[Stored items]
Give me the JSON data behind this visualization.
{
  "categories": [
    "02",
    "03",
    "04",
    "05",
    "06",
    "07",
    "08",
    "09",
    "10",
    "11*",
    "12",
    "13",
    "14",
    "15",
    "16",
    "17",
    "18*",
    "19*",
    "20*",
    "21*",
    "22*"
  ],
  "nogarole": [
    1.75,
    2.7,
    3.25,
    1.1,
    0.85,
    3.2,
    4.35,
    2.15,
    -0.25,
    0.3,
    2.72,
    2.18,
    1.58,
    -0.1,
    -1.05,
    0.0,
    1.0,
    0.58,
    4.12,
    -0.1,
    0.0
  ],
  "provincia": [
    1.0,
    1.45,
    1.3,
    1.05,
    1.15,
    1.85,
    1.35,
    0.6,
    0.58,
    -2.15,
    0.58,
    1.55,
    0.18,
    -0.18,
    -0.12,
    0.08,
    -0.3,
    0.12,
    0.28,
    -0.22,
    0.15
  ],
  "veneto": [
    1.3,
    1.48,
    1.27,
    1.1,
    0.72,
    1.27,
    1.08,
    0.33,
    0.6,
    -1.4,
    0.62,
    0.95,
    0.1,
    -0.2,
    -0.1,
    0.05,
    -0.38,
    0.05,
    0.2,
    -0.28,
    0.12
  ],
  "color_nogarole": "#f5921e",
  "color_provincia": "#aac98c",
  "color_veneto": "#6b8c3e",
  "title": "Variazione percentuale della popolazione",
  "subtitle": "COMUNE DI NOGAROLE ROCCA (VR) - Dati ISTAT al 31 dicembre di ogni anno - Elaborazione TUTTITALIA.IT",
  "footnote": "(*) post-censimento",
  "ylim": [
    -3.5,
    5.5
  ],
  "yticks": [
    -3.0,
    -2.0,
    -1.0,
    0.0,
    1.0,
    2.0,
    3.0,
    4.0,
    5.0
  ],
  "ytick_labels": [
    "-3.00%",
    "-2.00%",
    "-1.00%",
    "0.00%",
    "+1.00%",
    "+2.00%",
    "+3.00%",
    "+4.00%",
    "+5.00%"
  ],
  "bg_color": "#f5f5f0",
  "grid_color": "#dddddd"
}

• _Exercise aim_: Every entry in the listing must be retyped exactly.

• _Response to this exercise_:
Give me the JSON data behind this visualization.
{
  "categories": [
    "02",
    "03",
    "04",
    "05",
    "06",
    "07",
    "08",
    "09",
    "10",
    "11*",
    "12",
    "13",
    "14",
    "15",
    "16",
    "17",
    "18*",
    "19*",
    "20*",
    "21*",
    "22*"
  ],
  "nogarole": [
    1.75,
    2.7,
    3.25,
    1.1,
    0.85,
    3.2,
    4.35,
    2.15,
    -0.25,
    0.3,
    2.72,
    2.18,
    1.58,
    -0.1,
    -1.05,
    0.0,
    1.0,
    0.58,
    4.12,
    -0.1,
    0.0
  ],
  "provincia": [
    1.0,
    1.45,
    1.3,
    1.05,
    1.15,
    1.85,
    1.35,
    0.6,
    0.58,
    -2.15,
    0.58,
    1.55,
    0.18,
    -0.18,
    -0.12,
    0.08,
    -0.3,
    0.12,
    0.28,
    -0.22,
    0.15
  ],
  "veneto": [
    1.3,
    1.48,
    1.27,
    1.1,
    0.72,
    1.27,
    1.08,
    0.33,
    0.6,
    -1.4,
    0.62,
    0.95,
    0.1,
    -0.2,
    -0.1,
    0.05,
    -0.38,
    0.05,
    0.2,
    -0.28,
    0.12
  ],
  "color_nogarole": "#f5921e",
  "color_provincia": "#aac98c",
  "color_veneto": "#6b8c3e",
  "title": "Variazione percentuale della popolazione",
  "subtitle": "COMUNE DI NOGAROLE ROCCA (VR) - Dati ISTAT al 31 dicembre di ogni anno - Elaborazione TUTTITALIA.IT",
  "footnote": "(*) post-censimento",
  "ylim": [
    -3.5,
    5.5
  ],
  "yticks": [
    -3.0,
    -2.0,
    -1.0,
    0.0,
    1.0,
    2.0,
    3.0,
    4.0,
    5.0
  ],
  "ytick_labels": [
    "-3.00%",
    "-2.00%",
    "-1.00%",
    "0.00%",
    "+1.00%",
    "+2.00%",
    "+3.00%",
    "+4.00%",
    "+5.00%"
  ],
  "bg_color": "#f5f5f0",
  "grid_color": "#dddddd"
}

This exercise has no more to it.